--- begin Input for this task ---
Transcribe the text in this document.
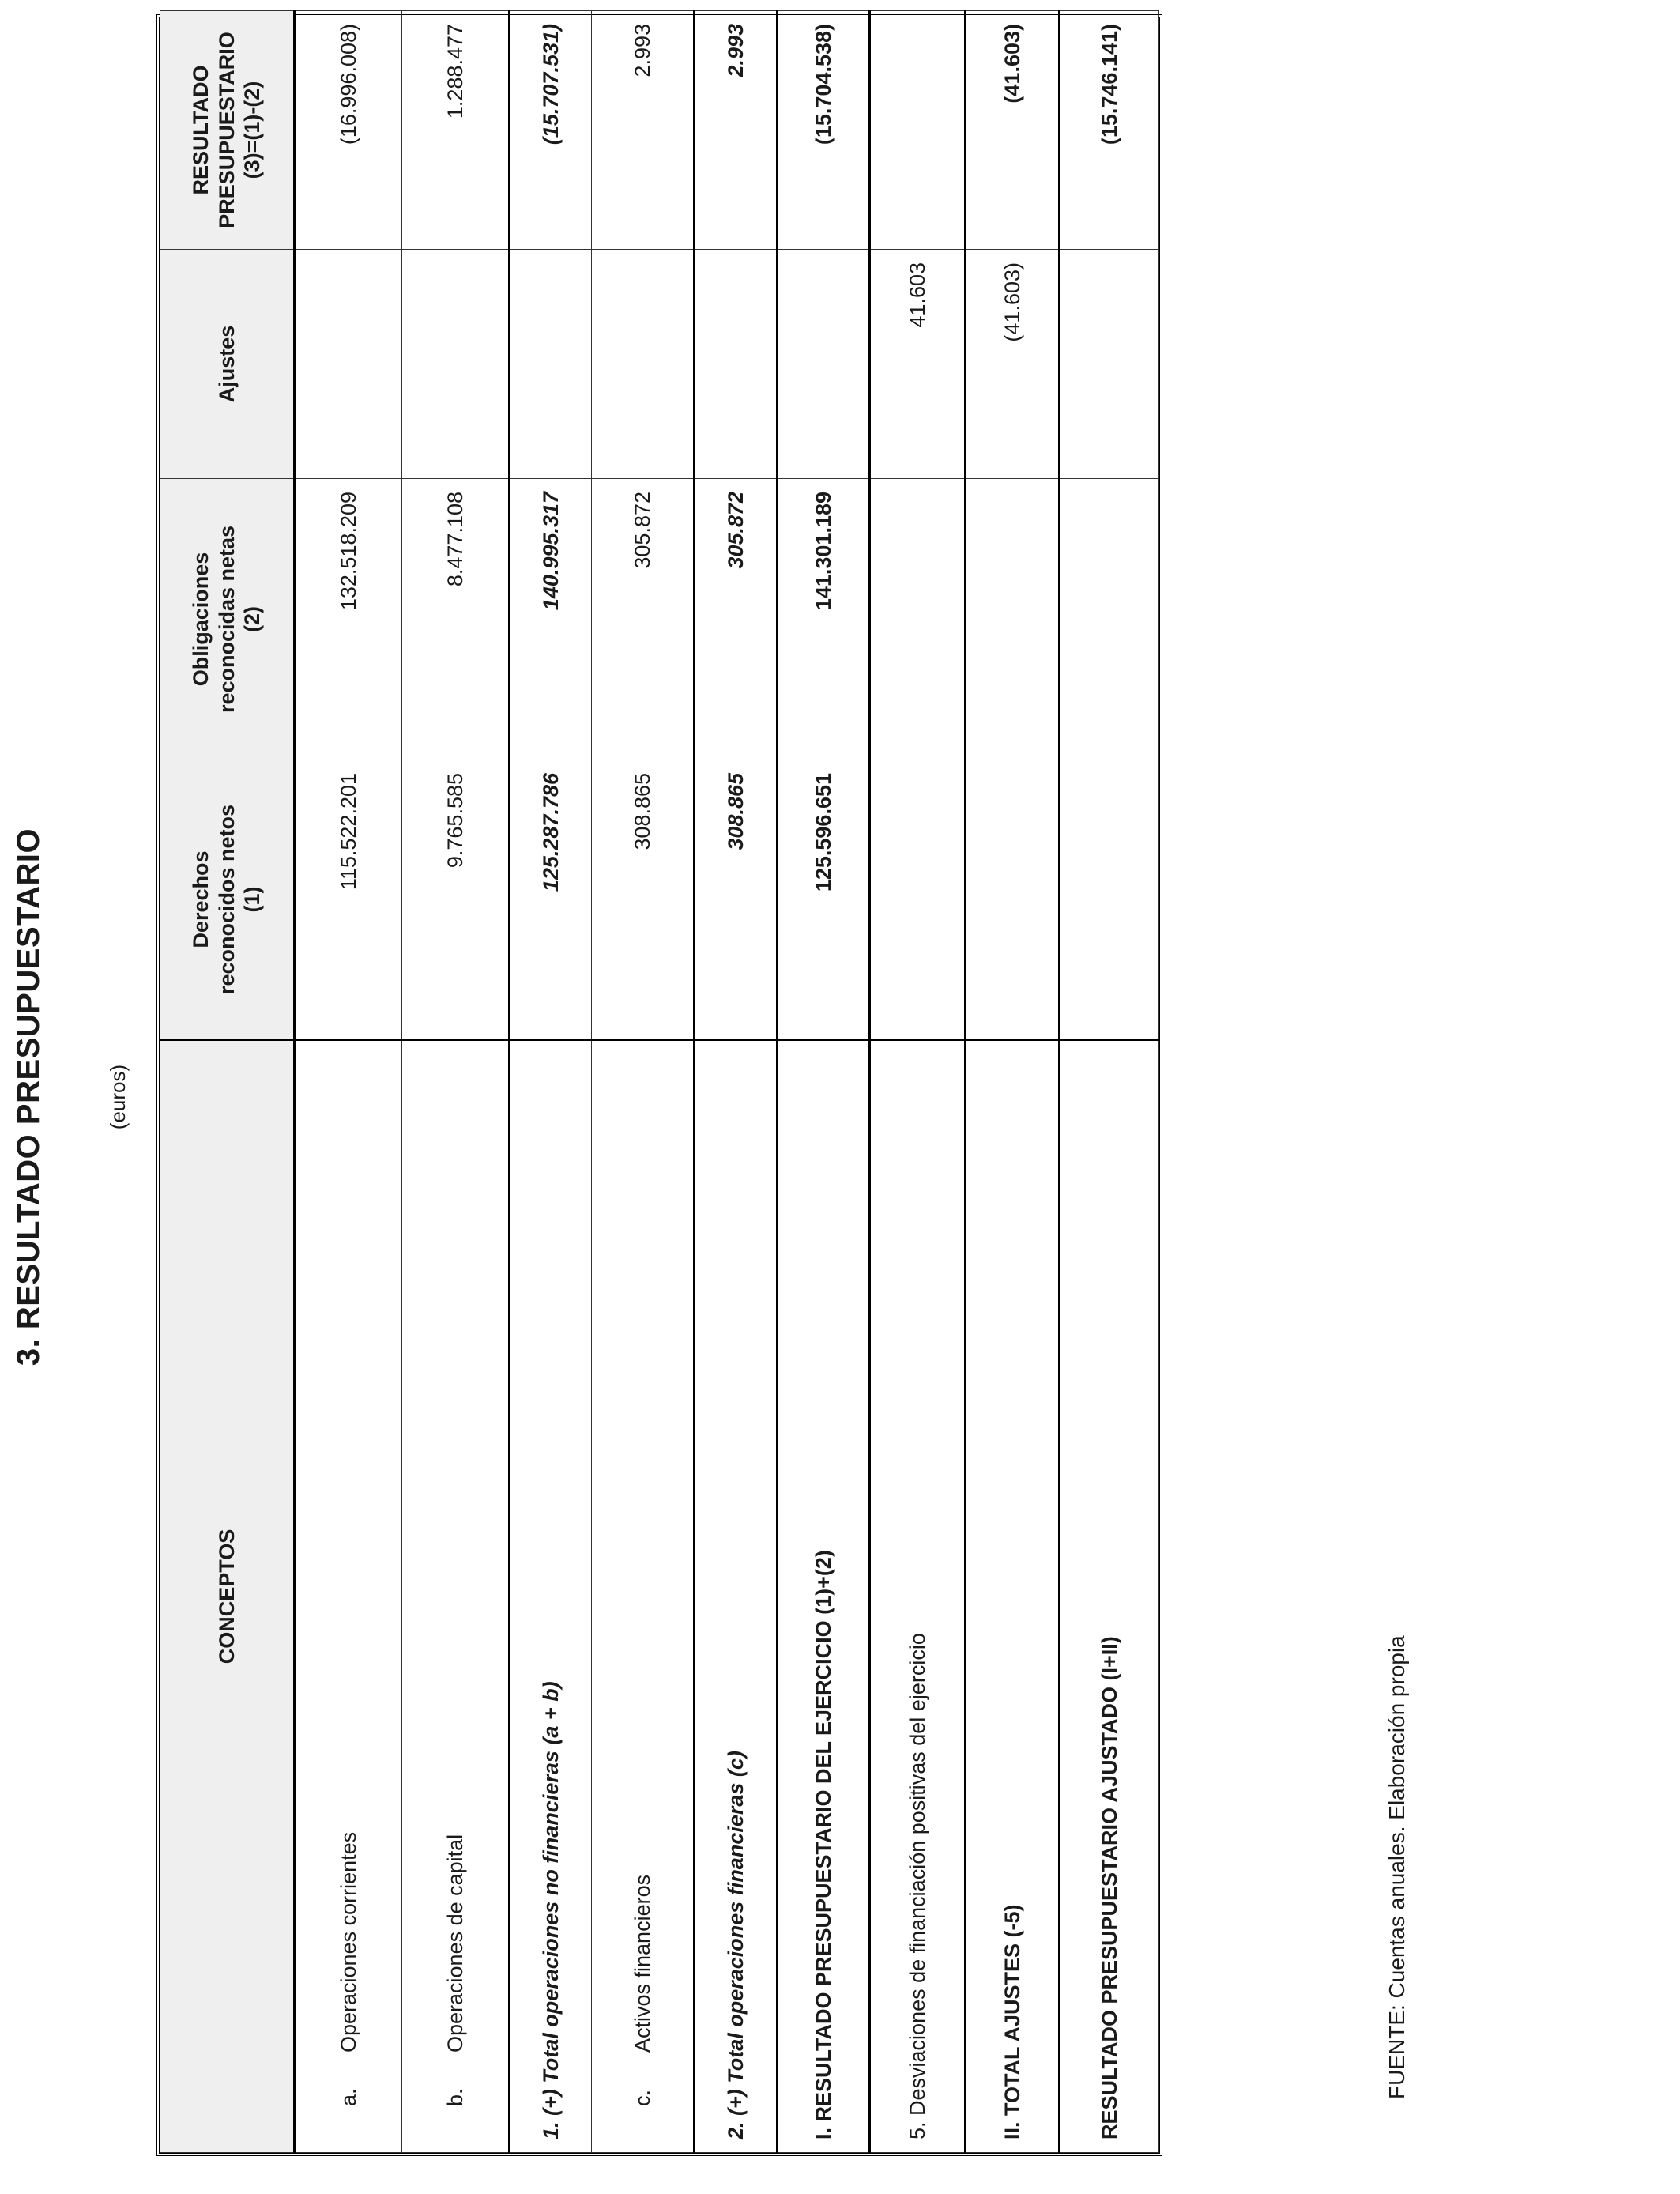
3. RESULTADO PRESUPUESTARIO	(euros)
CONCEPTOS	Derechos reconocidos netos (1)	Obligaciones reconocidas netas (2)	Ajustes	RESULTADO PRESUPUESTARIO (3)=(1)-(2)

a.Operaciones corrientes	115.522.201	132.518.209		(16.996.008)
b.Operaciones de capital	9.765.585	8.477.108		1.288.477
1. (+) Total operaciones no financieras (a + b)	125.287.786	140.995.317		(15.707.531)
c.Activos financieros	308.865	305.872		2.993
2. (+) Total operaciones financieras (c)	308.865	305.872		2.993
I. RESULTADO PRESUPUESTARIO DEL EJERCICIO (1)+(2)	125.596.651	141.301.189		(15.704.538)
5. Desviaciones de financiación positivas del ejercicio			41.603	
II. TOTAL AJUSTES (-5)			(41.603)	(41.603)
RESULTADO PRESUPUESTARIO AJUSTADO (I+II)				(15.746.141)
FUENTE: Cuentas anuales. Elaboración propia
--- end Input for this task ---
Extract the full listing above verbatim; pictures are to be left out of the copy.

Transcribe the text in this document.
3. RESULTADO PRESUPUESTARIO	(euros)
CONCEPTOS	Derechos reconocidos netos (1)	Obligaciones reconocidas netas (2)	Ajustes	RESULTADO PRESUPUESTARIO (3)=(1)-(2)

a.Operaciones corrientes	115.522.201	132.518.209		(16.996.008)
b.Operaciones de capital	9.765.585	8.477.108		1.288.477
1. (+) Total operaciones no financieras (a + b)	125.287.786	140.995.317		(15.707.531)
c.Activos financieros	308.865	305.872		2.993
2. (+) Total operaciones financieras (c)	308.865	305.872		2.993
I. RESULTADO PRESUPUESTARIO DEL EJERCICIO (1)+(2)	125.596.651	141.301.189		(15.704.538)
5. Desviaciones de financiación positivas del ejercicio			41.603	
II. TOTAL AJUSTES (-5)			(41.603)	(41.603)
RESULTADO PRESUPUESTARIO AJUSTADO (I+II)				(15.746.141)
FUENTE: Cuentas anuales. Elaboración propia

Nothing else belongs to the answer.